田口俊樹

 今年の春、齢七十にしてスマホデビューを果たし、びっくりしました。なんとか割引きなんとか割引きといろいろ説明され、結局、定価五万円ほどの本体がただになり、月額料金もそれまでのガラ携のときより安くなったんです。これってガースーさんのおかげ? よくわからないけど。以来、どうでもいいネットのニュースをよく見てます。ほんとにどうでもいい情報ばかりなのに。なんで見ちゃうんでしょうね?
 現代とはネットの普及で情報が氾濫することで、権威が見えづらくなってしまった時代、というのは内田樹氏の至言ですが、わたしもつくづくそう思います。若い頃には権威なんぞくそくらえなんて思ってましたが、今はちょっとぐらいあったほうがいいんじゃないの? なんて思ってます。歳のせいですかね? でも、コロナ対策なんかにしても、専門家と称する人たちの誰の話に耳を傾ければいいのか。まったく世の中、もうめちゃくちゃ……いかん、いかん、また老人の繰り言になってますね。しかし、そうは言っても、今の世の中……いかん、いかん、また……しかし、そうは……いかん、いかん……(以下同文)

〔たぐちとしき:ローレンス・ブロックのマット・スカダー・シリーズ、バーニイ・ローデンバー・シリーズを手がける。趣味は競馬と麻雀〕

 


白石朗

 翻訳者の越前敏弥さんから新刊『「英語が読める」の9割は誤読』(ジャパンタイムズ)をいただいた。書籍封筒からとりだすと版元の方が貼ったとおぼしき付箋が天からちょこんと突き出ていて、そのページをひらくとですね、拙訳のジョー・ヒル『ファイアマン』(小学館文庫)の書影があるじゃありませんか。てっきり「この訳書の9割は誤読」とめった斬りされたかと恐る恐る本文に目を通したら……いや、ほっとひと安心。それどころか、おとりあげいただき感謝でございました。紹介されている同書の該当部分、訳した当人も忘れておりました。

=-=-=-=-=

提示された文章の「今年の春、齢七十にしてスマホ」から「した当人も忘れておりました。」までを、一字一句変えずに書き写してください。 提示された文章だけを使ってください。

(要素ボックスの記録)
=-=-=-=-=

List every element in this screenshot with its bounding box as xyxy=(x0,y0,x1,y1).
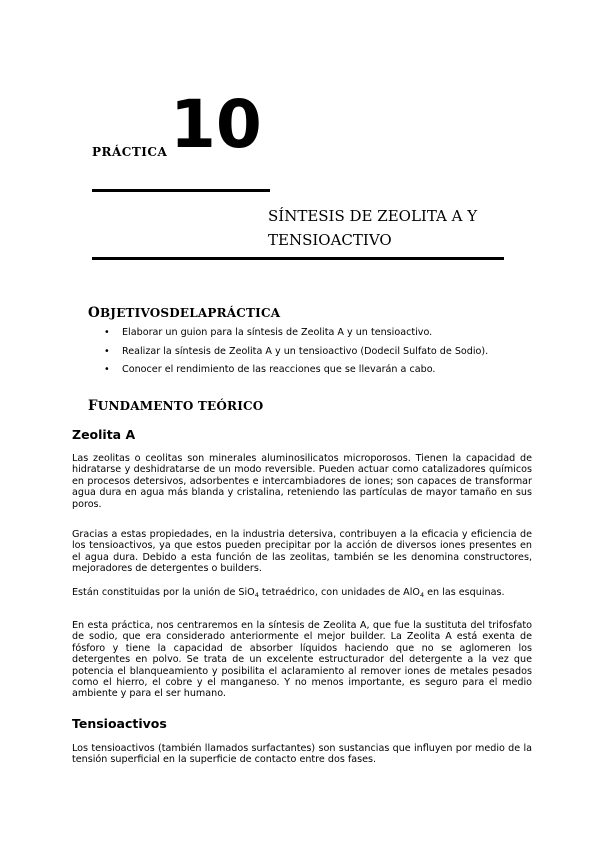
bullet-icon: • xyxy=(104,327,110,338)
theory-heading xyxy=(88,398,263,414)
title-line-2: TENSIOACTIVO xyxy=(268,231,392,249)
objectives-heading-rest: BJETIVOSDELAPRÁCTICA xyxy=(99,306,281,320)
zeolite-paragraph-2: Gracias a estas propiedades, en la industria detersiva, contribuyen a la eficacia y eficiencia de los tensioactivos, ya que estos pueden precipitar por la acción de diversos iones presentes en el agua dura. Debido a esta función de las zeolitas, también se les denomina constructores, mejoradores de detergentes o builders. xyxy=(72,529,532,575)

=-=-=-=-=

### [記述による回答]
今年の春、齢七十にしてスマホデビューを果たし、びっくりしました。なんとか割引きなんとか割引きといろいろ説明され、結局、定価五万円ほどの本体がただになり、月額料金もそれまでのガラ携のときより安くなったんです。これってガースーさんのおかげ? よくわからないけど。以来、どうでもいいネットのニュースをよく見てます。ほんとにどうでもいい情報ばかりなのに。なんで見ちゃうんでしょうね?
 現代とはネットの普及で情報が氾濫することで、権威が見えづらくなってしまった時代、というのは内田樹氏の至言ですが、わたしもつくづくそう思います。若い頃には権威なんぞくそくらえなんて思ってましたが、今はちょっとぐらいあったほうがいいんじゃないの? なんて思ってます。歳のせいですかね? でも、コロナ対策なんかにしても、専門家と称する人たちの誰の話に耳を傾ければいいのか。まったく世の中、もうめちゃくちゃ……いかん、いかん、また老人の繰り言になってますね。しかし、そうは言っても、今の世の中……いかん、いかん、また……しかし、そうは……いかん、いかん……(以下同文)

〔たぐちとしき:ローレンス・ブロックのマット・スカダー・シリーズ、バーニイ・ローデンバー・シリーズを手がける。趣味は競馬と麻雀〕

 


白石朗

 翻訳者の越前敏弥さんから新刊『「英語が読める」の9割は誤読』(ジャパンタイムズ)をいただいた。書籍封筒からとりだすと版元の方が貼ったとおぼしき付箋が天からちょこんと突き出ていて、そのページをひらくとですね、拙訳のジョー・ヒル『ファイアマン』(小学館文庫)の書影があるじゃありませんか。てっきり「この訳書の9割は誤読」とめった斬りされたかと恐る恐る本文に目を通したら……いや、ほっとひと安心。それどころか、おとりあげいただき感謝でございました。紹介されている同書の該当部分、訳した当人も忘れておりました。